** Work required **
Comb through the entries for "الإمام" and pull out each line that holds it.

** Material supplied **
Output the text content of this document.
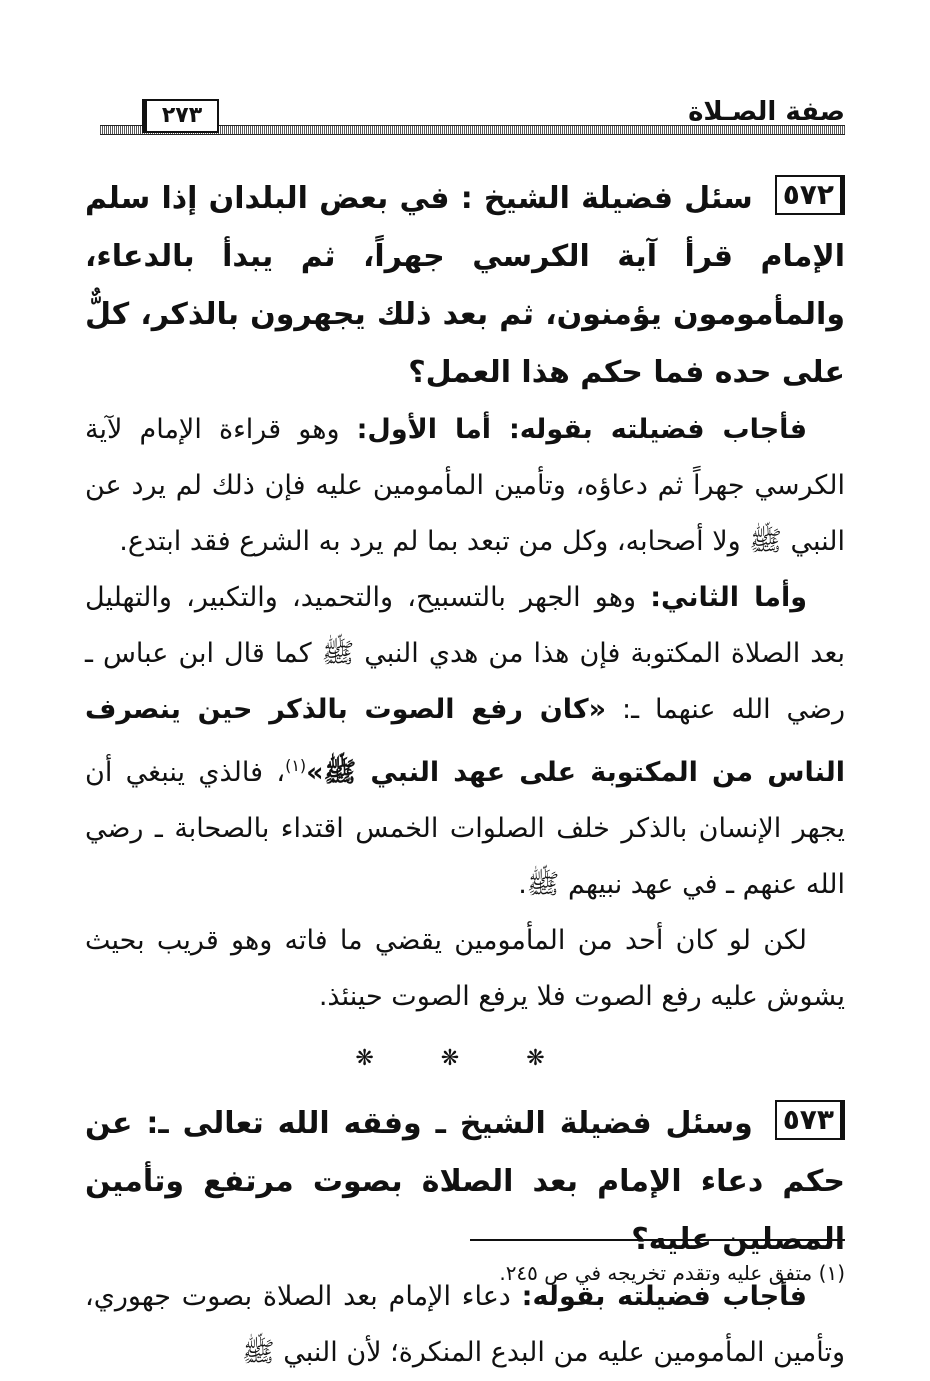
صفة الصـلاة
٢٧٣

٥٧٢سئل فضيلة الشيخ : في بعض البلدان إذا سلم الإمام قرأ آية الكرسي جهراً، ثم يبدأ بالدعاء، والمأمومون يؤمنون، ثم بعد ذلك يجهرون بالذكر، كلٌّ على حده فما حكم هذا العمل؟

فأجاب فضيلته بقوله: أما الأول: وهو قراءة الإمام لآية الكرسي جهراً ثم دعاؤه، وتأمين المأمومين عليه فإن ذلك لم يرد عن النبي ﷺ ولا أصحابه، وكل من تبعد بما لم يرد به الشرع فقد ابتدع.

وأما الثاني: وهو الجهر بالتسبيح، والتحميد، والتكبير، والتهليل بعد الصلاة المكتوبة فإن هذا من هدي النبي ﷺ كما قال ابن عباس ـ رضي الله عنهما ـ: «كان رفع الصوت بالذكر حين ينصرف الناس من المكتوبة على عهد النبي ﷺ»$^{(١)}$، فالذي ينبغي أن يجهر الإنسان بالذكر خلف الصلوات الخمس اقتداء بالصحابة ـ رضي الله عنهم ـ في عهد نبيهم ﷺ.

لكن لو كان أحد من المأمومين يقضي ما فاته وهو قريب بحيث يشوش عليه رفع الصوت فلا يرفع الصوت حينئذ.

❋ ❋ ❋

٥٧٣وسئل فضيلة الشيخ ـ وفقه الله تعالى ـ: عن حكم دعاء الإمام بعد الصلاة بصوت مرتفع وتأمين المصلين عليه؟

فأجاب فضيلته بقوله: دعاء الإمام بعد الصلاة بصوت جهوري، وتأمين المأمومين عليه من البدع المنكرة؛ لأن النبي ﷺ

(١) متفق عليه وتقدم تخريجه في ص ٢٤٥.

** Result of the exercise **
٥٧٢سئل فضيلة الشيخ : في بعض البلدان إذا سلم الإمام قرأ آية الكرسي جهراً، ثم يبدأ بالدعاء، والمأمومون يؤمنون، ثم بعد ذلك يجهرون بالذكر، كلٌّ على حده فما حكم هذا العمل؟
فأجاب فضيلته بقوله: أما الأول: وهو قراءة الإمام لآية الكرسي جهراً ثم دعاؤه، وتأمين المأمومين عليه فإن ذلك لم يرد عن النبي ﷺ ولا أصحابه، وكل من تبعد بما لم يرد به الشرع فقد ابتدع.
٥٧٣وسئل فضيلة الشيخ ـ وفقه الله تعالى ـ: عن حكم دعاء الإمام بعد الصلاة بصوت مرتفع وتأمين المصلين عليه؟
فأجاب فضيلته بقوله: دعاء الإمام بعد الصلاة بصوت جهوري، وتأمين المأمومين عليه من البدع المنكرة؛ لأن النبي ﷺ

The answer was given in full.